# DIRECTION
Could you output each line of the data that follows exactly?

# EXCERPTED RECORDS
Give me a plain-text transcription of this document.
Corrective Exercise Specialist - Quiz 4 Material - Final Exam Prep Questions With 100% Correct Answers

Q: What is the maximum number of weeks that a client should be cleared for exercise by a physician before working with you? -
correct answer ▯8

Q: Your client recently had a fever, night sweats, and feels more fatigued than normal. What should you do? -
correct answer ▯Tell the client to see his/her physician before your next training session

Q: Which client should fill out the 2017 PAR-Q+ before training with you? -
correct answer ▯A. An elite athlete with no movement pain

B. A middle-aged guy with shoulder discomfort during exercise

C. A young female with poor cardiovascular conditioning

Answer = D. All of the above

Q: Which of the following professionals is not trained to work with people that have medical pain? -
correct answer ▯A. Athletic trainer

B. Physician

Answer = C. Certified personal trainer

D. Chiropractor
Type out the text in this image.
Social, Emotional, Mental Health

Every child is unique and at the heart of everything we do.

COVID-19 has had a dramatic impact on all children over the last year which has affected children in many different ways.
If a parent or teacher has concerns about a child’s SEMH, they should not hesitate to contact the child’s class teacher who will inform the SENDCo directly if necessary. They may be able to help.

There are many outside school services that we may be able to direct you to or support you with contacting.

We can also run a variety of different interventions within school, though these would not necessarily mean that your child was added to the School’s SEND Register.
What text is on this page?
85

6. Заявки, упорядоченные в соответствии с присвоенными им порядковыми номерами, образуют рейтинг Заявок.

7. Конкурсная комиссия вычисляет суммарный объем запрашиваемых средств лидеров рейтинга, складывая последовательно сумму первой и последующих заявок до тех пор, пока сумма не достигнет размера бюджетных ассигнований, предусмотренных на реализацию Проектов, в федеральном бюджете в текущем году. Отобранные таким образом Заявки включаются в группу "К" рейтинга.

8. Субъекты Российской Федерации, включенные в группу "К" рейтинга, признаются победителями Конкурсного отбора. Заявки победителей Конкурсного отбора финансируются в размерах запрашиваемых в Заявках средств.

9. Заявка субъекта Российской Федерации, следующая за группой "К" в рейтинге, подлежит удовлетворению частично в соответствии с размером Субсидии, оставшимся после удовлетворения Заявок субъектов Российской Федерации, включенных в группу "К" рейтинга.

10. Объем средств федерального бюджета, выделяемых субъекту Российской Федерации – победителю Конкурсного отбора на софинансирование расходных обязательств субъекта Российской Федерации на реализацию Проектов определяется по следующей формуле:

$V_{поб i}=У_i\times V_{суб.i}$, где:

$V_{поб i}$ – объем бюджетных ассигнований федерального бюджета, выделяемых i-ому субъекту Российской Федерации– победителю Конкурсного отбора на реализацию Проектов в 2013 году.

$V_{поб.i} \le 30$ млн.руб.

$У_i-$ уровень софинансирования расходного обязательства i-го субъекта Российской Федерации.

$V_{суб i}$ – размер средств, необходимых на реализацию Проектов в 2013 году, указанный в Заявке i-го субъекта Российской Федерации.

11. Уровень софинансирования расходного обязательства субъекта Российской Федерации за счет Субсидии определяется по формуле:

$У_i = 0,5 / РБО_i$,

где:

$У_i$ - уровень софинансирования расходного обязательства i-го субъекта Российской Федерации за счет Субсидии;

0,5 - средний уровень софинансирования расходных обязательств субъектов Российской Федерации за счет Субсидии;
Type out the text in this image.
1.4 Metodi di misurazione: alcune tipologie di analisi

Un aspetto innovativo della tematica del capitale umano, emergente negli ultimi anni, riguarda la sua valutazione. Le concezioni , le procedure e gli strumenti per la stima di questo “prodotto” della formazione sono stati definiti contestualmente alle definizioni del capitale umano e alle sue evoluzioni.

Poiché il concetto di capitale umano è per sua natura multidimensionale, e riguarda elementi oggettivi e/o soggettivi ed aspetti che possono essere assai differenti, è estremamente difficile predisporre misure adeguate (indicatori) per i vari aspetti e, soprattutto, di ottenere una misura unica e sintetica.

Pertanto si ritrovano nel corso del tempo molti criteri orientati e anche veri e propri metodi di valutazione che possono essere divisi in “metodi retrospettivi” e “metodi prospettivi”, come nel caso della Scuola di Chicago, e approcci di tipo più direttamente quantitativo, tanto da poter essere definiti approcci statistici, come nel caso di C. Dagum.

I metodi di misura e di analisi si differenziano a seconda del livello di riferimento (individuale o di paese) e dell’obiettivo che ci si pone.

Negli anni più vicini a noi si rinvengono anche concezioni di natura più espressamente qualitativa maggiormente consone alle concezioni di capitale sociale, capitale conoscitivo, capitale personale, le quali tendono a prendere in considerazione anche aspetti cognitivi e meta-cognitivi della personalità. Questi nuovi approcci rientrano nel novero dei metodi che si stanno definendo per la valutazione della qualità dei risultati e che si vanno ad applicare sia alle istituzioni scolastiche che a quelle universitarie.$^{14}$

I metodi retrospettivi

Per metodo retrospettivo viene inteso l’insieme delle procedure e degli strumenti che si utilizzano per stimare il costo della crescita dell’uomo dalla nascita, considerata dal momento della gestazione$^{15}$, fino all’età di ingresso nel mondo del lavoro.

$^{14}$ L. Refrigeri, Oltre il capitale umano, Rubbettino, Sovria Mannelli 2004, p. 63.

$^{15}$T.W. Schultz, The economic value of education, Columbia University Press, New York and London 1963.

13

# EXPECTED ANSWER
Give me a plain-text transcription of this document.
Corrective Exercise Specialist - Quiz 4 Material - Final Exam Prep Questions With 100% Correct Answers

Q: What is the maximum number of weeks that a client should be cleared for exercise by a physician before working with you? -
correct answer ▯8

Q: Your client recently had a fever, night sweats, and feels more fatigued than normal. What should you do? -
correct answer ▯Tell the client to see his/her physician before your next training session

Q: Which client should fill out the 2017 PAR-Q+ before training with you? -
correct answer ▯A. An elite athlete with no movement pain

B. A middle-aged guy with shoulder discomfort during exercise

C. A young female with poor cardiovascular conditioning

Answer = D. All of the above

Q: Which of the following professionals is not trained to work with people that have medical pain? -
correct answer ▯A. Athletic trainer

B. Physician

Answer = C. Certified personal trainer

D. Chiropractor
Type out the text in this image.
Social, Emotional, Mental Health

Every child is unique and at the heart of everything we do.

COVID-19 has had a dramatic impact on all children over the last year which has affected children in many different ways.
If a parent or teacher has concerns about a child’s SEMH, they should not hesitate to contact the child’s class teacher who will inform the SENDCo directly if necessary. They may be able to help.

There are many outside school services that we may be able to direct you to or support you with contacting.

We can also run a variety of different interventions within school, though these would not necessarily mean that your child was added to the School’s SEND Register.
What text is on this page?
85

6. Заявки, упорядоченные в соответствии с присвоенными им порядковыми номерами, образуют рейтинг Заявок.

7. Конкурсная комиссия вычисляет суммарный объем запрашиваемых средств лидеров рейтинга, складывая последовательно сумму первой и последующих заявок до тех пор, пока сумма не достигнет размера бюджетных ассигнований, предусмотренных на реализацию Проектов, в федеральном бюджете в текущем году. Отобранные таким образом Заявки включаются в группу "К" рейтинга.

8. Субъекты Российской Федерации, включенные в группу "К" рейтинга, признаются победителями Конкурсного отбора. Заявки победителей Конкурсного отбора финансируются в размерах запрашиваемых в Заявках средств.

9. Заявка субъекта Российской Федерации, следующая за группой "К" в рейтинге, подлежит удовлетворению частично в соответствии с размером Субсидии, оставшимся после удовлетворения Заявок субъектов Российской Федерации, включенных в группу "К" рейтинга.

10. Объем средств федерального бюджета, выделяемых субъекту Российской Федерации – победителю Конкурсного отбора на софинансирование расходных обязательств субъекта Российской Федерации на реализацию Проектов определяется по следующей формуле:

$V_{поб i}=У_i\times V_{суб.i}$, где:

$V_{поб i}$ – объем бюджетных ассигнований федерального бюджета, выделяемых i-ому субъекту Российской Федерации– победителю Конкурсного отбора на реализацию Проектов в 2013 году.

$V_{поб.i} \le 30$ млн.руб.

$У_i-$ уровень софинансирования расходного обязательства i-го субъекта Российской Федерации.

$V_{суб i}$ – размер средств, необходимых на реализацию Проектов в 2013 году, указанный в Заявке i-го субъекта Российской Федерации.

11. Уровень софинансирования расходного обязательства субъекта Российской Федерации за счет Субсидии определяется по формуле:

$У_i = 0,5 / РБО_i$,

где:

$У_i$ - уровень софинансирования расходного обязательства i-го субъекта Российской Федерации за счет Субсидии;

0,5 - средний уровень софинансирования расходных обязательств субъектов Российской Федерации за счет Субсидии;
Type out the text in this image.
1.4 Metodi di misurazione: alcune tipologie di analisi

Un aspetto innovativo della tematica del capitale umano, emergente negli ultimi anni, riguarda la sua valutazione. Le concezioni , le procedure e gli strumenti per la stima di questo “prodotto” della formazione sono stati definiti contestualmente alle definizioni del capitale umano e alle sue evoluzioni.

Poiché il concetto di capitale umano è per sua natura multidimensionale, e riguarda elementi oggettivi e/o soggettivi ed aspetti che possono essere assai differenti, è estremamente difficile predisporre misure adeguate (indicatori) per i vari aspetti e, soprattutto, di ottenere una misura unica e sintetica.

Pertanto si ritrovano nel corso del tempo molti criteri orientati e anche veri e propri metodi di valutazione che possono essere divisi in “metodi retrospettivi” e “metodi prospettivi”, come nel caso della Scuola di Chicago, e approcci di tipo più direttamente quantitativo, tanto da poter essere definiti approcci statistici, come nel caso di C. Dagum.

I metodi di misura e di analisi si differenziano a seconda del livello di riferimento (individuale o di paese) e dell’obiettivo che ci si pone.

Negli anni più vicini a noi si rinvengono anche concezioni di natura più espressamente qualitativa maggiormente consone alle concezioni di capitale sociale, capitale conoscitivo, capitale personale, le quali tendono a prendere in considerazione anche aspetti cognitivi e meta-cognitivi della personalità. Questi nuovi approcci rientrano nel novero dei metodi che si stanno definendo per la valutazione della qualità dei risultati e che si vanno ad applicare sia alle istituzioni scolastiche che a quelle universitarie.$^{14}$

I metodi retrospettivi

Per metodo retrospettivo viene inteso l’insieme delle procedure e degli strumenti che si utilizzano per stimare il costo della crescita dell’uomo dalla nascita, considerata dal momento della gestazione$^{15}$, fino all’età di ingresso nel mondo del lavoro.

$^{14}$ L. Refrigeri, Oltre il capitale umano, Rubbettino, Sovria Mannelli 2004, p. 63.

$^{15}$T.W. Schultz, The economic value of education, Columbia University Press, New York and London 1963.

13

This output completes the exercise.